Each entry here needs to be set down again exactly, please; pictures are left out.
Start of Exercise inputs
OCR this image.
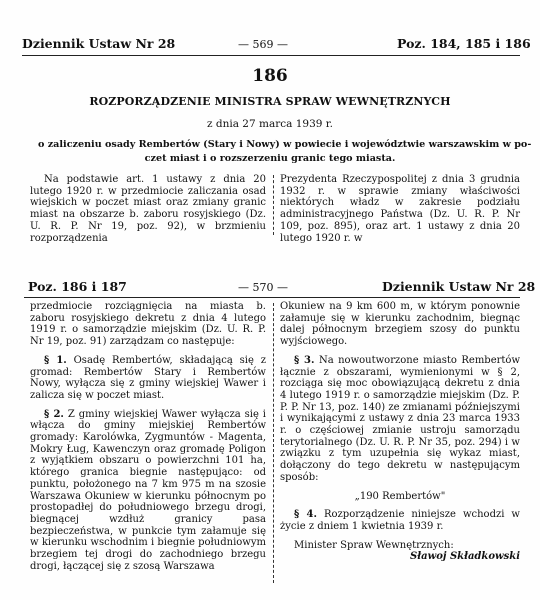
Dziennik Ustaw Nr 28	— 569 —	Poz. 184, 185 i 186
186
ROZPORZĄDZENIE MINISTRA SPRAW WEWNĘTRZNYCH
z dnia 27 marca 1939 r.
o zaliczeniu osady Rembertów (Stary i Nowy) w powiecie i województwie warszawskim w po-
czet miast i o rozszerzeniu granic tego miasta.

Na podstawie art. 1 ustawy z dnia 20 lutego 1920 r. w przedmiocie zaliczania osad wiejskich w poczet miast oraz zmiany granic miast na obszarze b. zaboru rosyjskiego (Dz. U. R. P. Nr 19, poz. 92), w brzmieniu rozporządzenia

Prezydenta Rzeczypospolitej z dnia 3 grudnia 1932 r. w sprawie zmiany właściwości niektórych władz w zakresie podziału administracyjnego Państwa (Dz. U. R. P. Nr 109, poz. 895), oraz art. 1 ustawy z dnia 20 lutego 1920 r. w

Poz. 186 i 187	— 570 —	Dziennik Ustaw Nr 28

przedmiocie rozciągnięcia na miasta b. zaboru rosyjskiego dekretu z dnia 4 lutego 1919 r. o samorządzie miejskim (Dz. U. R. P. Nr 19, poz. 91) zarządzam co następuje:

§ 1. Osadę Rembertów, składającą się z gromad: Rembertów Stary i Rembertów Nowy, wyłącza się z gminy wiejskiej Wawer i zalicza się w poczet miast.

§ 2. Z gminy wiejskiej Wawer wyłącza się i włącza do gminy miejskiej Rembertów gromady: Karolówka, Zygmuntów - Magenta, Mokry Ług, Kawenczyn oraz gromadę Poligon z wyjątkiem obszaru o powierzchni 101 ha, którego granica biegnie następująco: od punktu, położonego na 7 km 975 m na szosie Warszawa Okuniew w kierunku północnym po prostopadłej do południowego brzegu drogi, biegnącej wzdłuż granicy pasa bezpieczeństwa, w punkcie tym załamuje się w kierunku wschodnim i biegnie południowym brzegiem tej drogi do zachodniego brzegu drogi, łączącej się z szosą Warszawa

Okuniew na 9 km 600 m, w którym ponownie załamuje się w kierunku zachodnim, biegnąc dalej północnym brzegiem szosy do punktu wyjściowego.

§ 3. Na nowoutworzone miasto Rembertów łącznie z obszarami, wymienionymi w § 2, rozciąga się moc obowiązującą dekretu z dnia 4 lutego 1919 r. o samorządzie miejskim (Dz. P. P. P. Nr 13, poz. 140) ze zmianami późniejszymi i wynikającymi z ustawy z dnia 23 marca 1933 r. o częściowej zmianie ustroju samorządu terytorialnego (Dz. U. R. P. Nr 35, poz. 294) i w związku z tym uzupełnia się wykaz miast, dołączony do tego dekretu w następującym sposób:

„190 Rembertów"

§ 4. Rozporządzenie niniejsze wchodzi w życie z dniem 1 kwietnia 1939 r.

Minister Spraw Wewnętrznych:

Sławoj Składkowski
End of Exercise inputs
# [Final result]
OCR this image.
Dziennik Ustaw Nr 28	— 569 —	Poz. 184, 185 i 186
186
ROZPORZĄDZENIE MINISTRA SPRAW WEWNĘTRZNYCH
z dnia 27 marca 1939 r.
o zaliczeniu osady Rembertów (Stary i Nowy) w powiecie i województwie warszawskim w po-
czet miast i o rozszerzeniu granic tego miasta.

Na podstawie art. 1 ustawy z dnia 20 lutego 1920 r. w przedmiocie zaliczania osad wiejskich w poczet miast oraz zmiany granic miast na obszarze b. zaboru rosyjskiego (Dz. U. R. P. Nr 19, poz. 92), w brzmieniu rozporządzenia

Prezydenta Rzeczypospolitej z dnia 3 grudnia 1932 r. w sprawie zmiany właściwości niektórych władz w zakresie podziału administracyjnego Państwa (Dz. U. R. P. Nr 109, poz. 895), oraz art. 1 ustawy z dnia 20 lutego 1920 r. w

Poz. 186 i 187	— 570 —	Dziennik Ustaw Nr 28

przedmiocie rozciągnięcia na miasta b. zaboru rosyjskiego dekretu z dnia 4 lutego 1919 r. o samorządzie miejskim (Dz. U. R. P. Nr 19, poz. 91) zarządzam co następuje:

§ 1. Osadę Rembertów, składającą się z gromad: Rembertów Stary i Rembertów Nowy, wyłącza się z gminy wiejskiej Wawer i zalicza się w poczet miast.

§ 2. Z gminy wiejskiej Wawer wyłącza się i włącza do gminy miejskiej Rembertów gromady: Karolówka, Zygmuntów - Magenta, Mokry Ług, Kawenczyn oraz gromadę Poligon z wyjątkiem obszaru o powierzchni 101 ha, którego granica biegnie następująco: od punktu, położonego na 7 km 975 m na szosie Warszawa Okuniew w kierunku północnym po prostopadłej do południowego brzegu drogi, biegnącej wzdłuż granicy pasa bezpieczeństwa, w punkcie tym załamuje się w kierunku wschodnim i biegnie południowym brzegiem tej drogi do zachodniego brzegu drogi, łączącej się z szosą Warszawa

Okuniew na 9 km 600 m, w którym ponownie załamuje się w kierunku zachodnim, biegnąc dalej północnym brzegiem szosy do punktu wyjściowego.

§ 3. Na nowoutworzone miasto Rembertów łącznie z obszarami, wymienionymi w § 2, rozciąga się moc obowiązującą dekretu z dnia 4 lutego 1919 r. o samorządzie miejskim (Dz. P. P. P. Nr 13, poz. 140) ze zmianami późniejszymi i wynikającymi z ustawy z dnia 23 marca 1933 r. o częściowej zmianie ustroju samorządu terytorialnego (Dz. U. R. P. Nr 35, poz. 294) i w związku z tym uzupełnia się wykaz miast, dołączony do tego dekretu w następującym sposób:

„190 Rembertów"

§ 4. Rozporządzenie niniejsze wchodzi w życie z dniem 1 kwietnia 1939 r.

Minister Spraw Wewnętrznych:

Sławoj Składkowski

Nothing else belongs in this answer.